Text extract:
Screenshot from Facebook’s metaverse announcement video with a robot avatar wearing a poker hat and two human avatars playing cards. There is also a projection of two women in real life in a screen.

Challenges of Moderating the Metaverse

On Oct. 28, Mark Zuckerberg announced Facebook would rename itself to Meta to emphasize the company’s shift toward the “metaverse,” a VR and AR social media environment. Soon after, the Financial Times reported on an internal memo by Meta’s CTO Andrew Bosworth in which Bosworth mentions they are aspiring to “almost Disney levels of safety” in its metaverse. However, he also notes that moderating behavior “at any meaningful scale is practically impossible,” alluding to an adage from Techdirt founder Mike Masnick.

In The Atlantic, professor Ethan Zuckerman asks of Meta:

“How will a company that can block only 6 percent of Arabic-language hate content deal with dangerous speech when it’s worn on an avatar’s T-shirt or revealed at the end of a virtual fireworks display?”

Likewise, in an NPR interview, Audie Cornish asked a version of Ethan Zuckerman’s rhetorical question to Meta’s Vice President of metaverse, Vishal Shah:

“What I’m saying is if you can’t handle the comments on Instagram, how can you handle the T-shirt that has hate speech on it in the metaverse? How can you handle the hate rally that might happen in the metaverse?

Shah deflects the question, primarily discussing the policy challenges of balancing “freedom of speech and freedom of expression” while briefly mentioning “the ability to detect some of those things, the technology to find them — we’ve invested for years.” Facebook has been widely criticized for policy decision, such as its definition of hate speech and special treatment for celebrities and politicians, all of which will continue to be issues in the metaverse. However, through the “hate speech on a t-shirt” example, both Zuckerman and Cornish point out that content will be more technologically challenging to moderate in the metaverse than on Facebook or Instagram due to the nature of the platform itself. By diverting Cornish’s moderation question toward policy, Shah avoided criticism of the technological challenges of moderating the metaverse, challenges that undermine the metaverse’s foundation. The best policy in the world can’t be enforced in the metaverse if its content can’t be understood.

Harm in the Metaverse

As alluded to by Zuckerman and Cornish, Meta currently struggles to moderate its social media platforms. Meta admitted in 2018 it was used to “incite offline violence” during the Rohingya genocide and internal documents leaked by Frances Haugen suggest Facebook is currently being used to incite violence in Ethiopia. The company also doesn’t have a good track-record moderating live content, allowing the 2019 Christchurch massacre to be streamed on Facebook Live for over 17 minutes.

Data lines:
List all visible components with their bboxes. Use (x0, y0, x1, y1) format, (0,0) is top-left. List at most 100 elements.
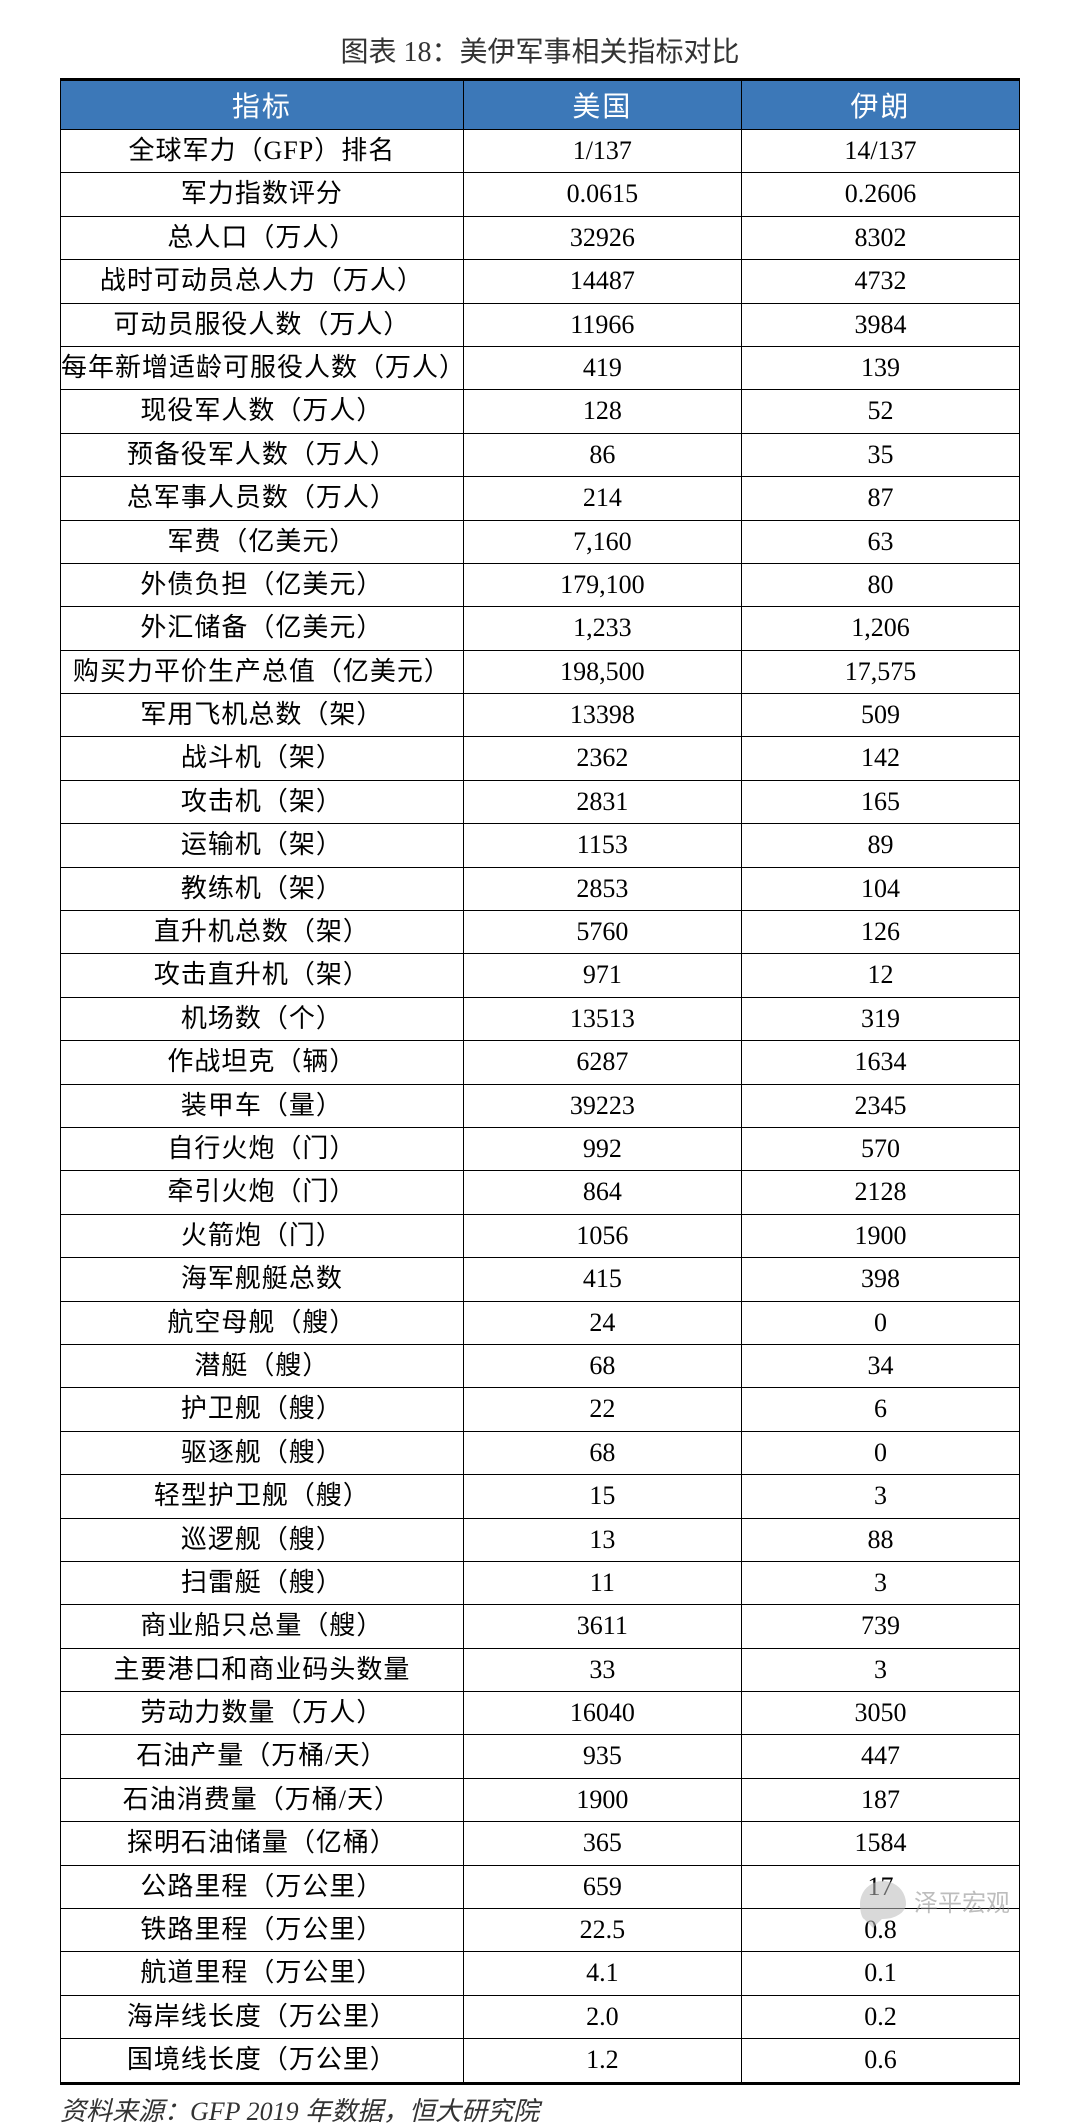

Required work:
[A] Retype, word for word, the part of the metaverse moderation article that opens with the words containing "Harm in the" and closes with "over 17 minutes.".
[B] For each statement below, answer yes or no according to the metaverse moderation article, and quote the words from it that decide the answer: (i) Meta's CTO Andrew Bosworth wrote that moderating behavior at meaningful scale is practically impossible. (ii) The Christchurch massacre was streamed on Facebook Live for less than ten minutes. (iii) Audie Cornish put her question to Vishal Shah in an NPR interview.

The results:
[A]
Harm in the Metaverse

As alluded to by Zuckerman and Cornish, Meta currently struggles to moderate its social media platforms. Meta admitted in 2018 it was used to “incite offline violence” during the Rohingya genocide and internal documents leaked by Frances Haugen suggest Facebook is currently being used to incite violence in Ethiopia. The company also doesn’t have a good track-record moderating live content, allowing the 2019 Christchurch massacre to be streamed on Facebook Live for over 17 minutes.

[B]
(i) Yes: "he also notes that moderating behavior “at any meaningful scale is practically impossible,”"
(ii) No: "allowing the 2019 Christchurch massacre to be streamed on Facebook Live for over 17 minutes"
(iii) Yes: "in an NPR interview, Audie Cornish asked a version of Ethan Zuckerman’s rhetorical question to Meta’s Vice President of metaverse, Vishal Shah"